**DOCUMENT:**
######

Greedy Agent (Move toward target)

from envs.warehouse_env import WarehouseEnv, WarehouseAction

def get_greedy_action(obs):
    """Simple greedy policy: move toward nearest target."""
    robot_x, robot_y = obs.robot_position

    # If not carrying, move toward nearest waiting package
    if obs.robot_carrying is None:
        for pkg in obs.packages:
            if pkg["status"] == "waiting":
                target_x, target_y = pkg["pickup_location"]
                break
        else:
            return 4  # Try to pick up if at location
    else:
        # Move toward dropoff zone
        pkg = next(p for p in obs.packages if p["id"] == obs.robot_carrying)
        target_x, target_y = pkg["dropoff_location"]

    # Simple pathfinding: move closer on one axis
    if robot_x < target_x:
        return 3  # RIGHT
    elif robot_x > target_x:
        return 2  # LEFT
    elif robot_y < target_y:
        return 1  # DOWN
    elif robot_y > target_y:
        return 0  # UP
    else:
        # At target location
        return 4 if obs.robot_carrying is None else 5

env = WarehouseEnv.from_docker_image("warehouse-env:latest")

for episode in range(10):
    result = env.reset()
    done = False

    while not done:
        action_id = get_greedy_action(result.observation)
        action = WarehouseAction(action_id=action_id)

######

**PROVIDED INFORMATION:**
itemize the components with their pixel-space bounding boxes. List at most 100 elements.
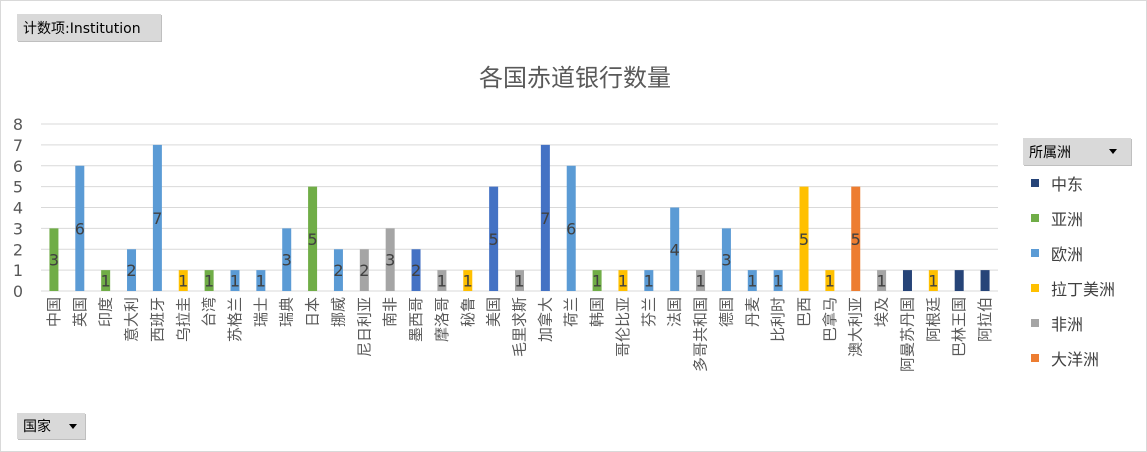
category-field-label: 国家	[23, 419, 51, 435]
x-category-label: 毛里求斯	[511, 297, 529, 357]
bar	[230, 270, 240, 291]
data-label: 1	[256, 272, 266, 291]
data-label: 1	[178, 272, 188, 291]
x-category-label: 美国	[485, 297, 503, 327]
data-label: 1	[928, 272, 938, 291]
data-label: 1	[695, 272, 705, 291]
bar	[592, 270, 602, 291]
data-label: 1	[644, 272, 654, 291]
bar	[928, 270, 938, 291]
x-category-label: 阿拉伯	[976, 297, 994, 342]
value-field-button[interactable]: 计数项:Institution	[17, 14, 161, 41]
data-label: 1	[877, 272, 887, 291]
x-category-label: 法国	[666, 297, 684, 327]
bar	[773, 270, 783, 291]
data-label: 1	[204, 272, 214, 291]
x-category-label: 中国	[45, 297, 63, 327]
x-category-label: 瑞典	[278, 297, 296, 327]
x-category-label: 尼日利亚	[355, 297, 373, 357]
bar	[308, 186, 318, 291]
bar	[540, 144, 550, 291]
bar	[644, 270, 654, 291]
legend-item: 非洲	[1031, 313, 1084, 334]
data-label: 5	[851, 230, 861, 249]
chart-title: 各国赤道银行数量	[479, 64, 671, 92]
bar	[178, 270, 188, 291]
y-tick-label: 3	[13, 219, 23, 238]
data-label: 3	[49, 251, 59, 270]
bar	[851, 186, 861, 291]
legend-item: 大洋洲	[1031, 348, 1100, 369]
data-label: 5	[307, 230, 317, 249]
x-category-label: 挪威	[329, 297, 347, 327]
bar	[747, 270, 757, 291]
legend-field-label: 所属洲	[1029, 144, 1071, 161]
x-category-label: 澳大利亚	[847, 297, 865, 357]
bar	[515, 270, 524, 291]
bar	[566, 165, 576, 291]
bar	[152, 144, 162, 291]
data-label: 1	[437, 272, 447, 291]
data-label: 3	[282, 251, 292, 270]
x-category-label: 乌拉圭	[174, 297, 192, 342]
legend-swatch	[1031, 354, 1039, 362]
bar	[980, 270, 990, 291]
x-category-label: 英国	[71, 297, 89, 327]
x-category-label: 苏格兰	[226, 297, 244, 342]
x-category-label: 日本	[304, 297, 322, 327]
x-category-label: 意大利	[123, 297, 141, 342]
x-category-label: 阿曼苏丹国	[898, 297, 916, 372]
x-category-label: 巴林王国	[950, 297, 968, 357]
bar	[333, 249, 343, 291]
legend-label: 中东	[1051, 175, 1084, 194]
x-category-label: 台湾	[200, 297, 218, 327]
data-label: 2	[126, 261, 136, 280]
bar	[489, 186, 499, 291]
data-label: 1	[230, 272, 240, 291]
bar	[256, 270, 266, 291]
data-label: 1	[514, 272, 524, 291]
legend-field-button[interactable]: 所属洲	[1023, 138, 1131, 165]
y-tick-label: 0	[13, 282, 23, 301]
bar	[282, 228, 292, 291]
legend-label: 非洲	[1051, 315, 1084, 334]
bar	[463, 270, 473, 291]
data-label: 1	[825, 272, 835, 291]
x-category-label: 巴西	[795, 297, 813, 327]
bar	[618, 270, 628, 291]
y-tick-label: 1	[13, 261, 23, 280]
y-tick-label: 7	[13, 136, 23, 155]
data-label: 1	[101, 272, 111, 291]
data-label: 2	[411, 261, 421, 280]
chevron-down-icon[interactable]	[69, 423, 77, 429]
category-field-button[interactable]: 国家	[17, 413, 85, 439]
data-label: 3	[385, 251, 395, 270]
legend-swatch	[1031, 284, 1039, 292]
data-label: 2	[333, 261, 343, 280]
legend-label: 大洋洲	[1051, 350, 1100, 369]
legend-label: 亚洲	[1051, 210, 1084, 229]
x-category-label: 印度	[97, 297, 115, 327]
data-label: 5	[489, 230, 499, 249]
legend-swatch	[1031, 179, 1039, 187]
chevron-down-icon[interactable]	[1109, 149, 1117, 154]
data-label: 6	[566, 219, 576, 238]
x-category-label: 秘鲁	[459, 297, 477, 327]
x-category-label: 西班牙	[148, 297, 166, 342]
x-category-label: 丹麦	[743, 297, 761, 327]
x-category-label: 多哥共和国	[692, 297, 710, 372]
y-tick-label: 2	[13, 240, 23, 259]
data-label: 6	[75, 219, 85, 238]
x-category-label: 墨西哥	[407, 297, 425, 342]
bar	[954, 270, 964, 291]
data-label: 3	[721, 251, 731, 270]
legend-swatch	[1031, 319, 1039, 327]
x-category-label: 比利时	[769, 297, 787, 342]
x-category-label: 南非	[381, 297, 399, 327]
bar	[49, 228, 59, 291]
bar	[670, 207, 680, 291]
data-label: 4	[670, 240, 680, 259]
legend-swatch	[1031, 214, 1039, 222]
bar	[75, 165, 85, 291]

######

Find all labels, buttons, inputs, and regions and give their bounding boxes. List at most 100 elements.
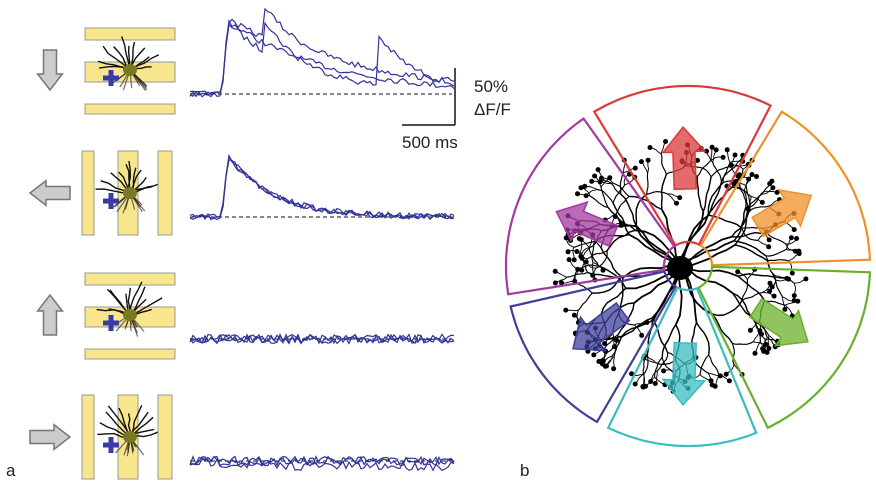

######

**PROBLEM TO SOLVE:**
In the greedy agent code, (a) what action number is returned to move RIGHT, (b) which Docker image is the environment created from, and (c) how many episodes does the loop run?

**REPLY TO THE TASK:**
(a) 3
(b) "warehouse-env:latest"
(c) 10